— Begin Dataset rows —

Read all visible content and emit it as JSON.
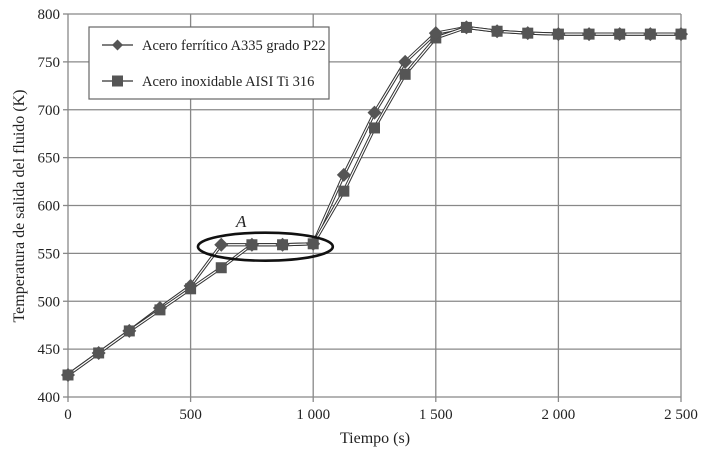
{
  "chart_data": {
    "type": "line",
    "title": "",
    "xlabel": "Tiempo (s)",
    "ylabel": "Temperatura de salida del fluido (K)",
    "xlim": [
      0,
      2500
    ],
    "ylim": [
      400,
      800
    ],
    "xticks": [
      0,
      500,
      1000,
      1500,
      2000,
      2500
    ],
    "xtick_labels": [
      "0",
      "500",
      "1 000",
      "1 500",
      "2 000",
      "2 500"
    ],
    "yticks": [
      400,
      450,
      500,
      550,
      600,
      650,
      700,
      750,
      800
    ],
    "ytick_labels": [
      "400",
      "450",
      "500",
      "550",
      "600",
      "650",
      "700",
      "750",
      "800"
    ],
    "grid": true,
    "legend_position": "upper left",
    "x": [
      0,
      125,
      250,
      375,
      500,
      625,
      750,
      875,
      1000,
      1125,
      1250,
      1375,
      1500,
      1625,
      1750,
      1875,
      2000,
      2125,
      2250,
      2375,
      2500
    ],
    "series": [
      {
        "name": "Acero ferrítico A335 grado P22",
        "marker": "diamond",
        "values": [
          423,
          446,
          469,
          493,
          516,
          559,
          559,
          559,
          560,
          632,
          697,
          750,
          780,
          786,
          782,
          780,
          779,
          779,
          779,
          779,
          779
        ]
      },
      {
        "name": "Acero inoxidable AISI Ti 316",
        "marker": "square",
        "values": [
          423,
          446,
          469,
          491,
          513,
          535,
          559,
          559,
          560,
          615,
          681,
          737,
          775,
          786,
          782,
          780,
          779,
          779,
          779,
          779,
          779
        ]
      }
    ],
    "annotations": [
      {
        "text": "A",
        "shape": "ellipse",
        "x_range": [
          530,
          1080
        ],
        "y_center": 557
      }
    ]
  },
  "legend": {
    "items": [
      {
        "label": "Acero ferrítico A335 grado P22"
      },
      {
        "label": "Acero inoxidable AISI Ti 316"
      }
    ]
  },
  "annotation_label": "A",
  "colors": {
    "series": "#555555",
    "grid": "#888888",
    "axis": "#777777",
    "ellipse": "#111111"
  }
}
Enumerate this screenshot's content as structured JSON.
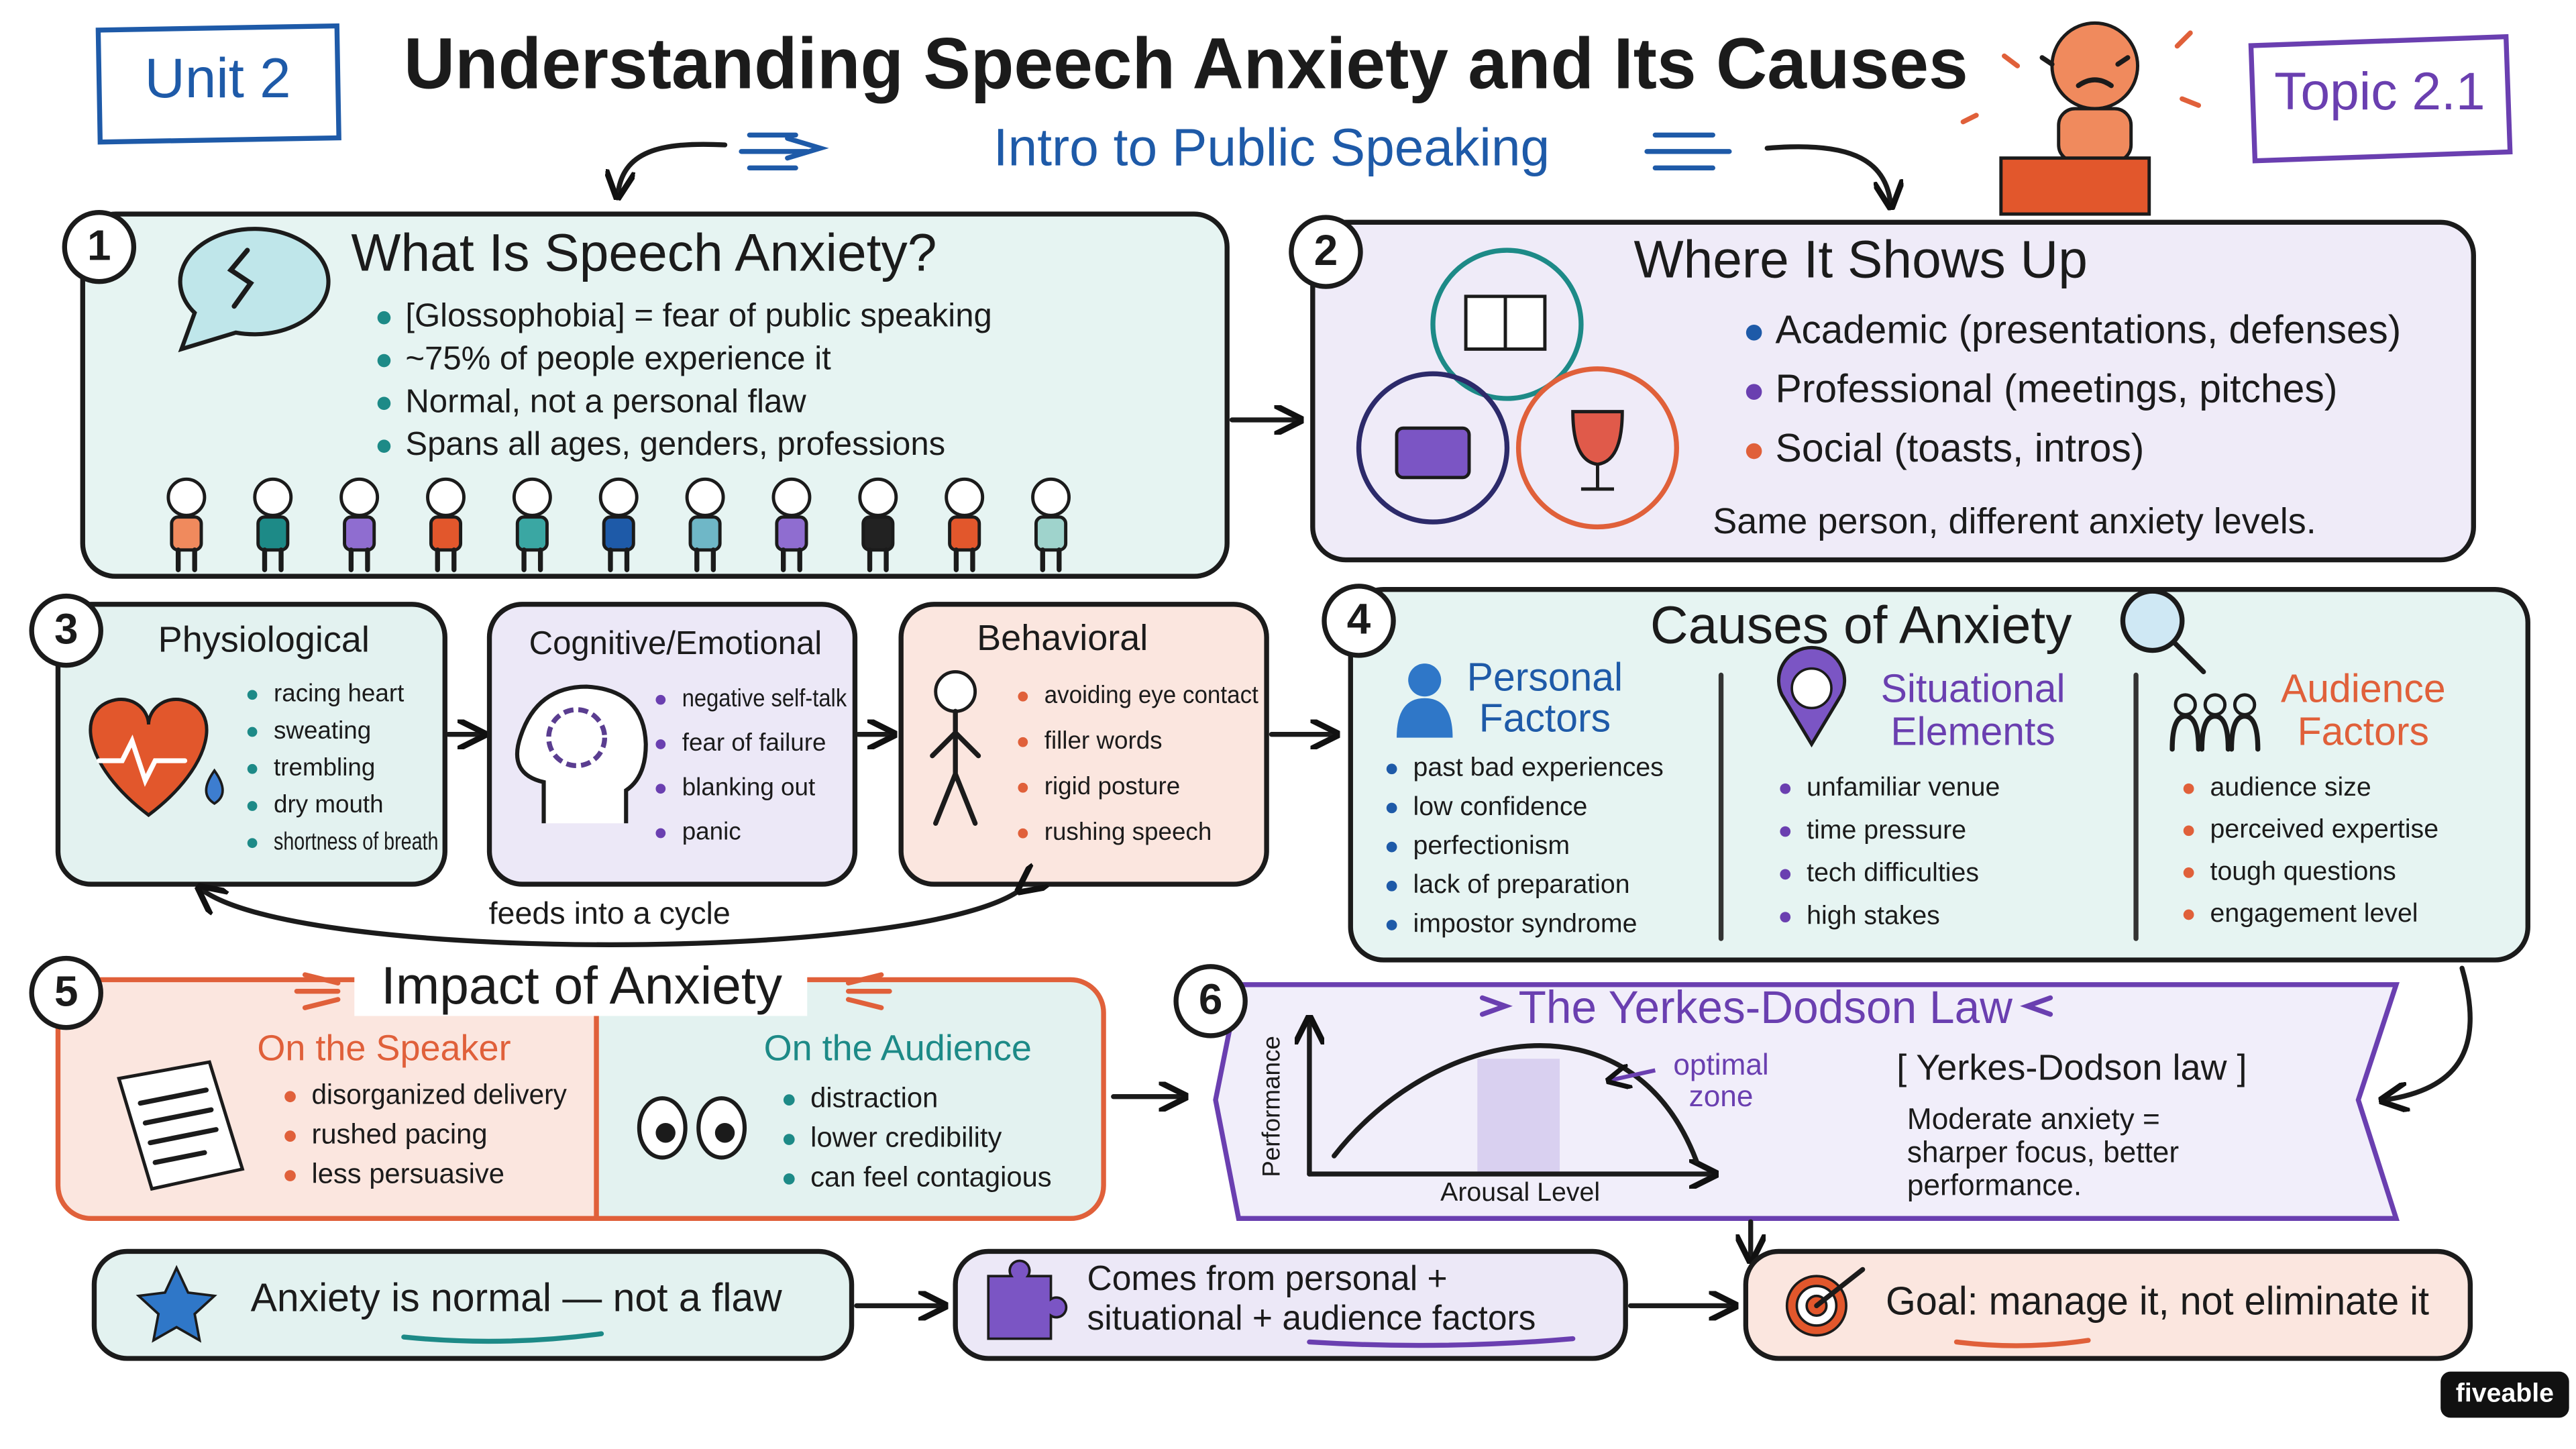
{
  "header": {
    "unit": "Unit 2",
    "title": "Understanding Speech Anxiety and Its Causes",
    "subtitle": "Intro to Public Speaking",
    "topic": "Topic 2.1"
  },
  "sections": [
    {
      "number": "1",
      "title": "What Is Speech Anxiety?",
      "bullets": [
        "[Glossophobia] = fear of public speaking",
        "~75% of people experience it",
        "Normal, not a personal flaw",
        "Spans all ages, genders, professions"
      ]
    },
    {
      "number": "2",
      "title": "Where It Shows Up",
      "bullets": [
        "Academic (presentations, defenses)",
        "Professional (meetings, pitches)",
        "Social (toasts, intros)"
      ],
      "note": "Same person, different anxiety levels."
    },
    {
      "number": "3",
      "groups": [
        {
          "title": [
            "Physiological"
          ],
          "bullets": [
            "racing heart",
            "sweating",
            "trembling",
            "dry mouth",
            "shortness of breath"
          ]
        },
        {
          "title": [
            "Cognitive/Emotional"
          ],
          "bullets": [
            "negative self-talk",
            "fear of failure",
            "blanking out",
            "panic"
          ]
        },
        {
          "title": [
            "Behavioral"
          ],
          "bullets": [
            "avoiding eye contact",
            "filler words",
            "rigid posture",
            "rushing speech"
          ]
        }
      ],
      "cycle_label": "feeds into a cycle"
    },
    {
      "number": "4",
      "title": "Causes of Anxiety",
      "groups": [
        {
          "title": [
            "Personal",
            "Factors"
          ],
          "bullets": [
            "past bad experiences",
            "low confidence",
            "perfectionism",
            "lack of preparation",
            "impostor syndrome"
          ]
        },
        {
          "title": [
            "Situational",
            "Elements"
          ],
          "bullets": [
            "unfamiliar venue",
            "time pressure",
            "tech difficulties",
            "high stakes"
          ]
        },
        {
          "title": [
            "Audience",
            "Factors"
          ],
          "bullets": [
            "audience size",
            "perceived expertise",
            "tough questions",
            "engagement level"
          ]
        }
      ]
    },
    {
      "number": "5",
      "title": "Impact of Anxiety",
      "groups": [
        {
          "title": [
            "On the Speaker"
          ],
          "bullets": [
            "disorganized delivery",
            "rushed pacing",
            "less persuasive"
          ]
        },
        {
          "title": [
            "On the Audience"
          ],
          "bullets": [
            "distraction",
            "lower credibility",
            "can feel contagious"
          ]
        }
      ]
    },
    {
      "number": "6",
      "title": "The Yerkes-Dodson Law",
      "y_axis": "Performance",
      "x_axis": "Arousal Level",
      "zone_label": [
        "optimal",
        "zone"
      ],
      "term": "[ Yerkes-Dodson law ]",
      "definition": [
        "Moderate anxiety =",
        "sharper focus, better",
        "performance."
      ]
    }
  ],
  "summary": [
    [
      "Anxiety is normal — not a flaw"
    ],
    [
      "Comes from personal +",
      "situational + audience factors"
    ],
    [
      "Goal: manage it, not eliminate it"
    ]
  ],
  "brand": "fiveable"
}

— End Dataset rows —

▶ **Work to do**
None of the pictures should appear; repeat the records exactly otherwise.

▶ **Correct answer**
Read all visible content and emit it as JSON.
{
  "chart_data": {
    "type": "line",
    "title": "",
    "xlabel": "Tiempo (s)",
    "ylabel": "Temperatura de salida del fluido (K)",
    "xlim": [
      0,
      2500
    ],
    "ylim": [
      400,
      800
    ],
    "xticks": [
      0,
      500,
      1000,
      1500,
      2000,
      2500
    ],
    "xtick_labels": [
      "0",
      "500",
      "1 000",
      "1 500",
      "2 000",
      "2 500"
    ],
    "yticks": [
      400,
      450,
      500,
      550,
      600,
      650,
      700,
      750,
      800
    ],
    "ytick_labels": [
      "400",
      "450",
      "500",
      "550",
      "600",
      "650",
      "700",
      "750",
      "800"
    ],
    "grid": true,
    "legend_position": "upper left",
    "x": [
      0,
      125,
      250,
      375,
      500,
      625,
      750,
      875,
      1000,
      1125,
      1250,
      1375,
      1500,
      1625,
      1750,
      1875,
      2000,
      2125,
      2250,
      2375,
      2500
    ],
    "series": [
      {
        "name": "Acero ferrítico A335 grado P22",
        "marker": "diamond",
        "values": [
          423,
          446,
          469,
          493,
          516,
          559,
          559,
          559,
          560,
          632,
          697,
          750,
          780,
          786,
          782,
          780,
          779,
          779,
          779,
          779,
          779
        ]
      },
      {
        "name": "Acero inoxidable AISI Ti 316",
        "marker": "square",
        "values": [
          423,
          446,
          469,
          491,
          513,
          535,
          559,
          559,
          560,
          615,
          681,
          737,
          775,
          786,
          782,
          780,
          779,
          779,
          779,
          779,
          779
        ]
      }
    ],
    "annotations": [
      {
        "text": "A",
        "shape": "ellipse",
        "x_range": [
          530,
          1080
        ],
        "y_center": 557
      }
    ]
  },
  "legend": {
    "items": [
      {
        "label": "Acero ferrítico A335 grado P22"
      },
      {
        "label": "Acero inoxidable AISI Ti 316"
      }
    ]
  },
  "annotation_label": "A",
  "colors": {
    "series": "#555555",
    "grid": "#888888",
    "axis": "#777777",
    "ellipse": "#111111"
  }
}
Enumerate this screenshot's content as structured JSON.
{
  "header": {
    "unit": "Unit 2",
    "title": "Understanding Speech Anxiety and Its Causes",
    "subtitle": "Intro to Public Speaking",
    "topic": "Topic 2.1"
  },
  "sections": [
    {
      "number": "1",
      "title": "What Is Speech Anxiety?",
      "bullets": [
        "[Glossophobia] = fear of public speaking",
        "~75% of people experience it",
        "Normal, not a personal flaw",
        "Spans all ages, genders, professions"
      ]
    },
    {
      "number": "2",
      "title": "Where It Shows Up",
      "bullets": [
        "Academic (presentations, defenses)",
        "Professional (meetings, pitches)",
        "Social (toasts, intros)"
      ],
      "note": "Same person, different anxiety levels."
    },
    {
      "number": "3",
      "groups": [
        {
          "title": [
            "Physiological"
          ],
          "bullets": [
            "racing heart",
            "sweating",
            "trembling",
            "dry mouth",
            "shortness of breath"
          ]
        },
        {
          "title": [
            "Cognitive/Emotional"
          ],
          "bullets": [
            "negative self-talk",
            "fear of failure",
            "blanking out",
            "panic"
          ]
        },
        {
          "title": [
            "Behavioral"
          ],
          "bullets": [
            "avoiding eye contact",
            "filler words",
            "rigid posture",
            "rushing speech"
          ]
        }
      ],
      "cycle_label": "feeds into a cycle"
    },
    {
      "number": "4",
      "title": "Causes of Anxiety",
      "groups": [
        {
          "title": [
            "Personal",
            "Factors"
          ],
          "bullets": [
            "past bad experiences",
            "low confidence",
            "perfectionism",
            "lack of preparation",
            "impostor syndrome"
          ]
        },
        {
          "title": [
            "Situational",
            "Elements"
          ],
          "bullets": [
            "unfamiliar venue",
            "time pressure",
            "tech difficulties",
            "high stakes"
          ]
        },
        {
          "title": [
            "Audience",
            "Factors"
          ],
          "bullets": [
            "audience size",
            "perceived expertise",
            "tough questions",
            "engagement level"
          ]
        }
      ]
    },
    {
      "number": "5",
      "title": "Impact of Anxiety",
      "groups": [
        {
          "title": [
            "On the Speaker"
          ],
          "bullets": [
            "disorganized delivery",
            "rushed pacing",
            "less persuasive"
          ]
        },
        {
          "title": [
            "On the Audience"
          ],
          "bullets": [
            "distraction",
            "lower credibility",
            "can feel contagious"
          ]
        }
      ]
    },
    {
      "number": "6",
      "title": "The Yerkes-Dodson Law",
      "y_axis": "Performance",
      "x_axis": "Arousal Level",
      "zone_label": [
        "optimal",
        "zone"
      ],
      "term": "[ Yerkes-Dodson law ]",
      "definition": [
        "Moderate anxiety =",
        "sharper focus, better",
        "performance."
      ]
    }
  ],
  "summary": [
    [
      "Anxiety is normal — not a flaw"
    ],
    [
      "Comes from personal +",
      "situational + audience factors"
    ],
    [
      "Goal: manage it, not eliminate it"
    ]
  ],
  "brand": "fiveable"
}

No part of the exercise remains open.